[Stored records]
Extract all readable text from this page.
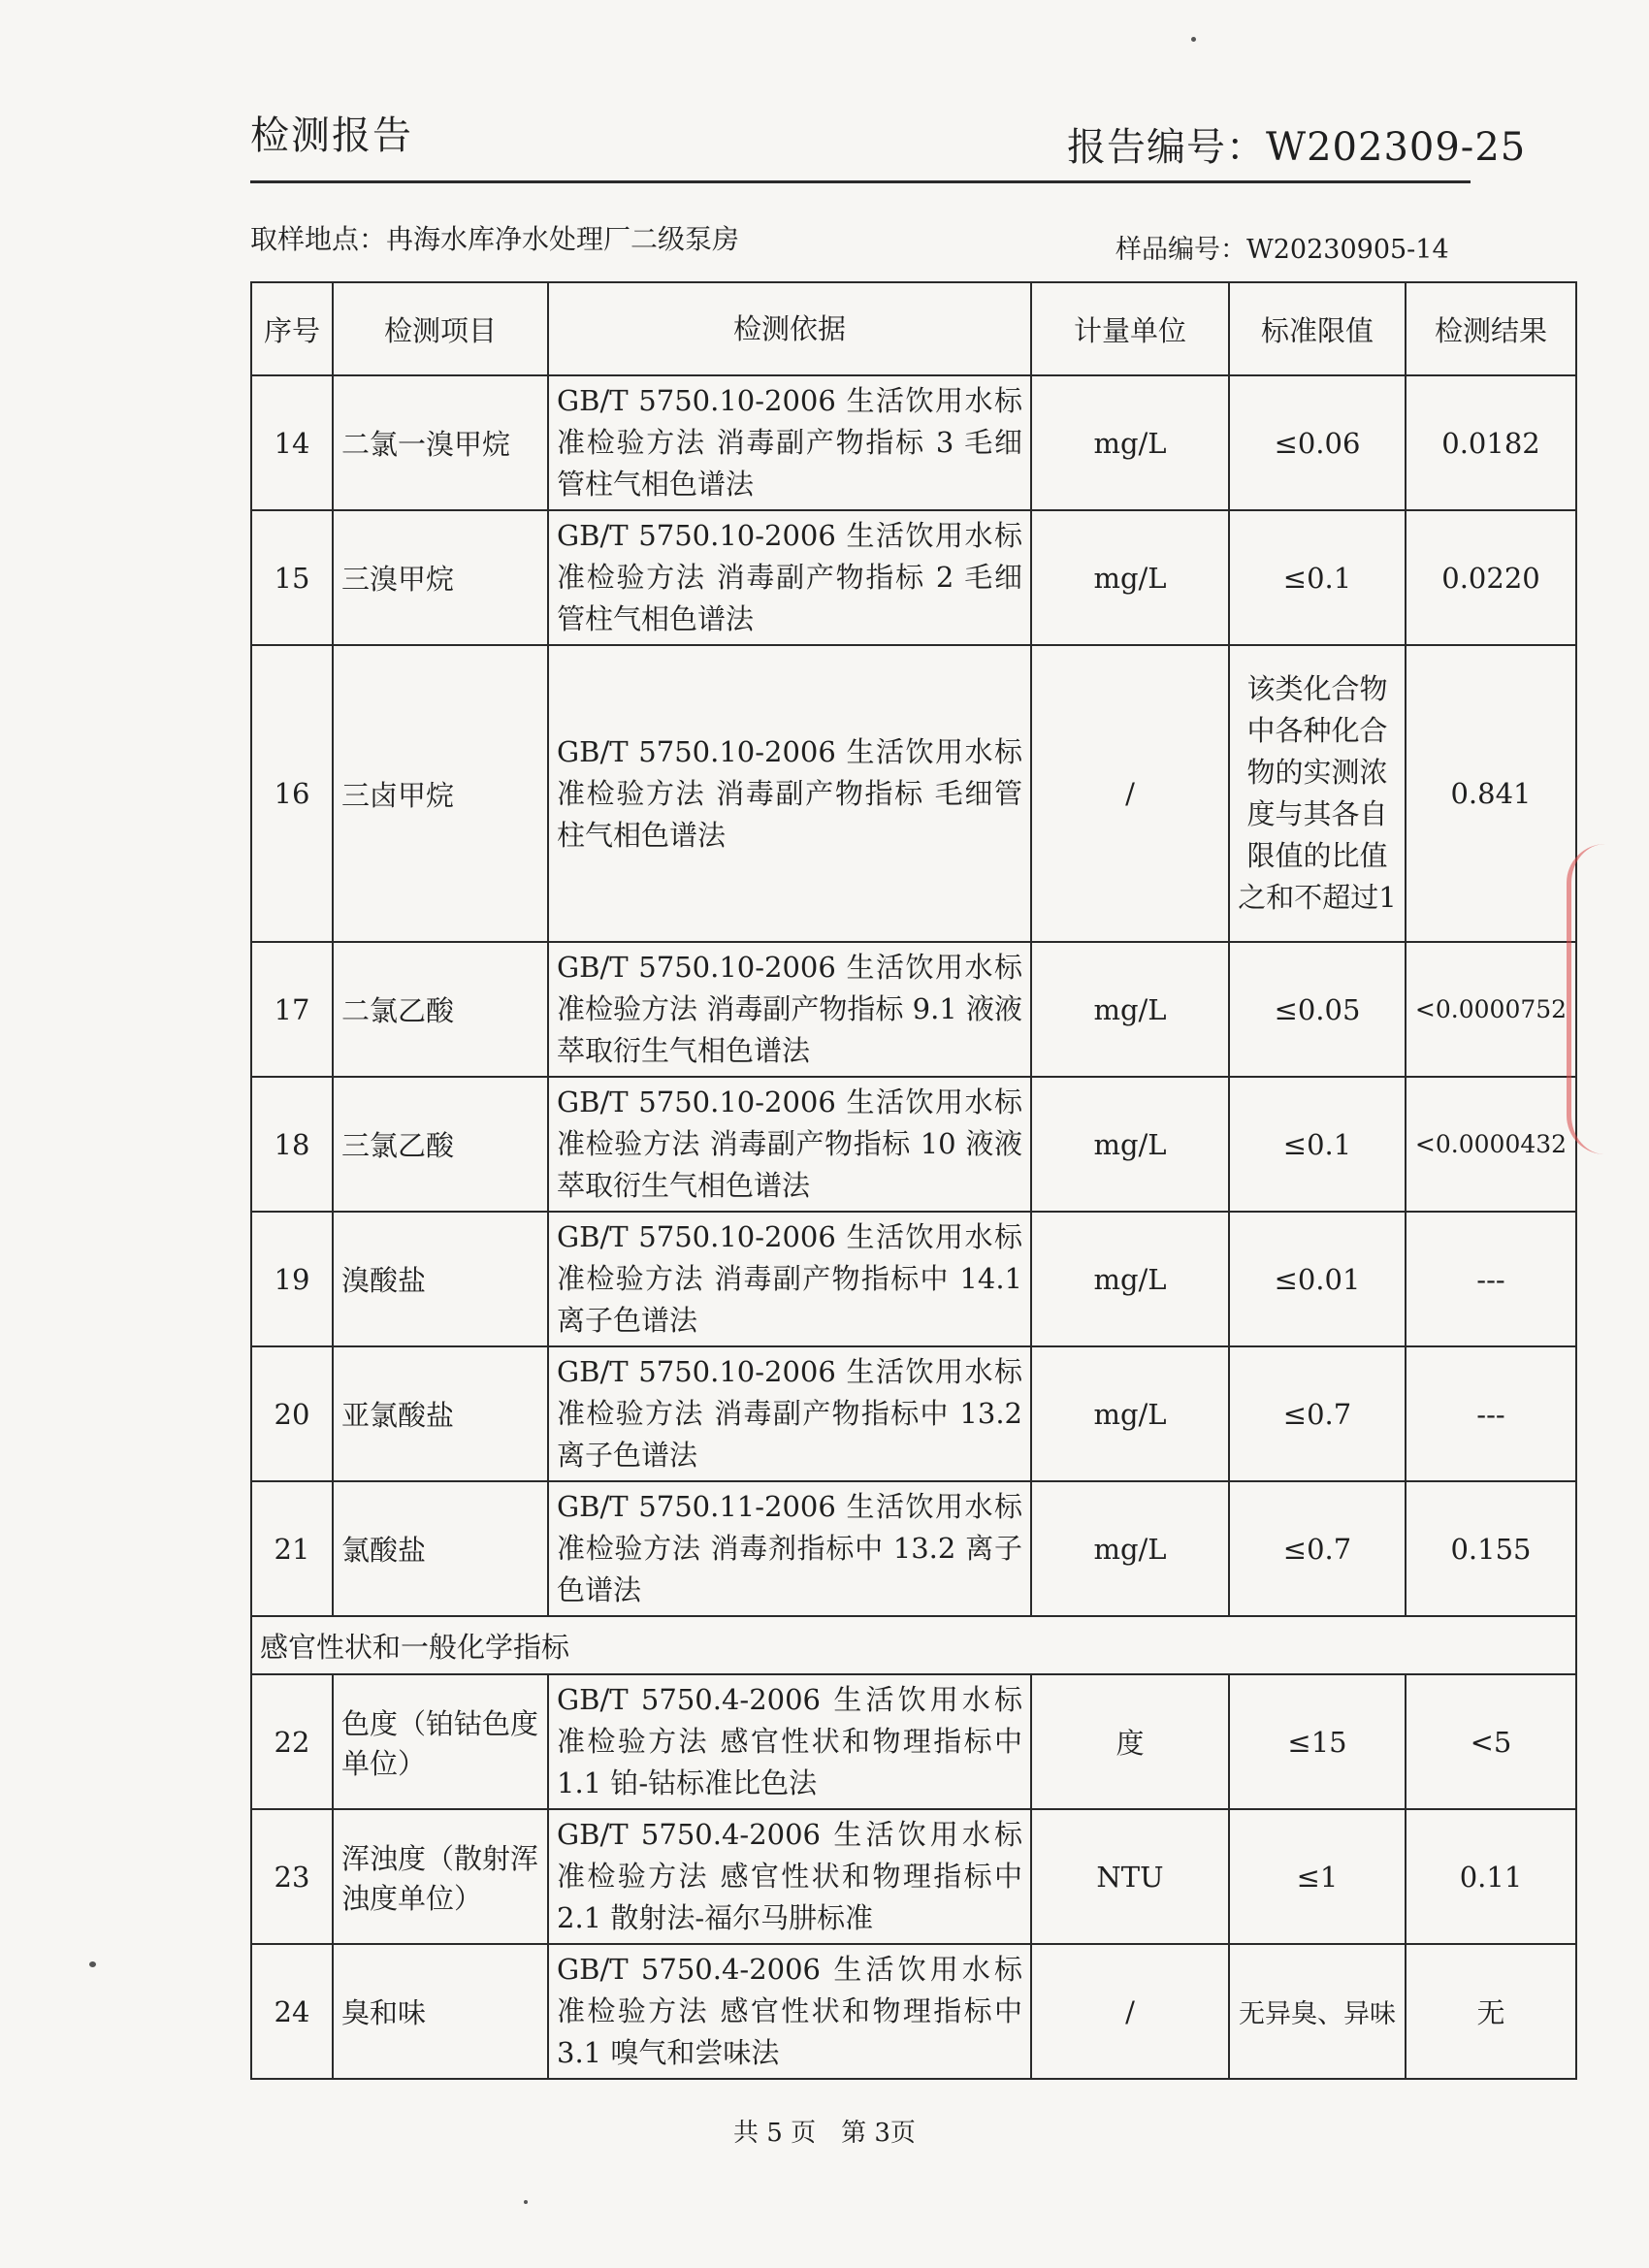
检测报告	报告编号：W202309-25
取样地点：冉海水库净水处理厂二级泵房	样品编号：W20230905-14
序号	检测项目	检测依据	计量单位	标准限值	检测结果
14	二氯一溴甲烷	GB/T 5750.10-2006 生活饮用水标准检验方法 消毒副产物指标 3 毛细管柱气相色谱法	mg/L	≤0.06	0.0182
15	三溴甲烷	GB/T 5750.10-2006 生活饮用水标准检验方法 消毒副产物指标 2 毛细管柱气相色谱法	mg/L	≤0.1	0.0220
16	三卤甲烷	GB/T 5750.10-2006 生活饮用水标准检验方法 消毒副产物指标 毛细管柱气相色谱法	/	该类化合物中各种化合物的实测浓度与其各自限值的比值之和不超过1	0.841
17	二氯乙酸	GB/T 5750.10-2006 生活饮用水标准检验方法 消毒副产物指标 9.1 液液萃取衍生气相色谱法	mg/L	≤0.05	<0.0000752
18	三氯乙酸	GB/T 5750.10-2006 生活饮用水标准检验方法 消毒副产物指标 10 液液萃取衍生气相色谱法	mg/L	≤0.1	<0.0000432
19	溴酸盐	GB/T 5750.10-2006 生活饮用水标准检验方法 消毒副产物指标中 14.1 离子色谱法	mg/L	≤0.01	---
20	亚氯酸盐	GB/T 5750.10-2006 生活饮用水标准检验方法 消毒副产物指标中 13.2 离子色谱法	mg/L	≤0.7	---
21	氯酸盐	GB/T 5750.11-2006 生活饮用水标准检验方法 消毒剂指标中 13.2 离子色谱法	mg/L	≤0.7	0.155
感官性状和一般化学指标					
22	色度（铂钴色度单位）	GB/T 5750.4-2006 生活饮用水标准检验方法 感官性状和物理指标中 1.1 铂-钴标准比色法	度	≤15	<5
23	浑浊度（散射浑浊度单位）	GB/T 5750.4-2006 生活饮用水标准检验方法 感官性状和物理指标中 2.1 散射法-福尔马肼标准	NTU	≤1	0.11
24	臭和味	GB/T 5750.4-2006 生活饮用水标准检验方法 感官性状和物理指标中 3.1 嗅气和尝味法	/	无异臭、异味	无
共 5 页　第 3页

THE EXERCISE:
Filter the records above and return every line that holds the word "离子色谱法".

RESPONSE BELOW:
19	溴酸盐	GB/T 5750.10-2006 生活饮用水标准检验方法 消毒副产物指标中 14.1 离子色谱法	mg/L	≤0.01	---
20	亚氯酸盐	GB/T 5750.10-2006 生活饮用水标准检验方法 消毒副产物指标中 13.2 离子色谱法	mg/L	≤0.7	---
21	氯酸盐	GB/T 5750.11-2006 生活饮用水标准检验方法 消毒剂指标中 13.2 离子色谱法	mg/L	≤0.7	0.155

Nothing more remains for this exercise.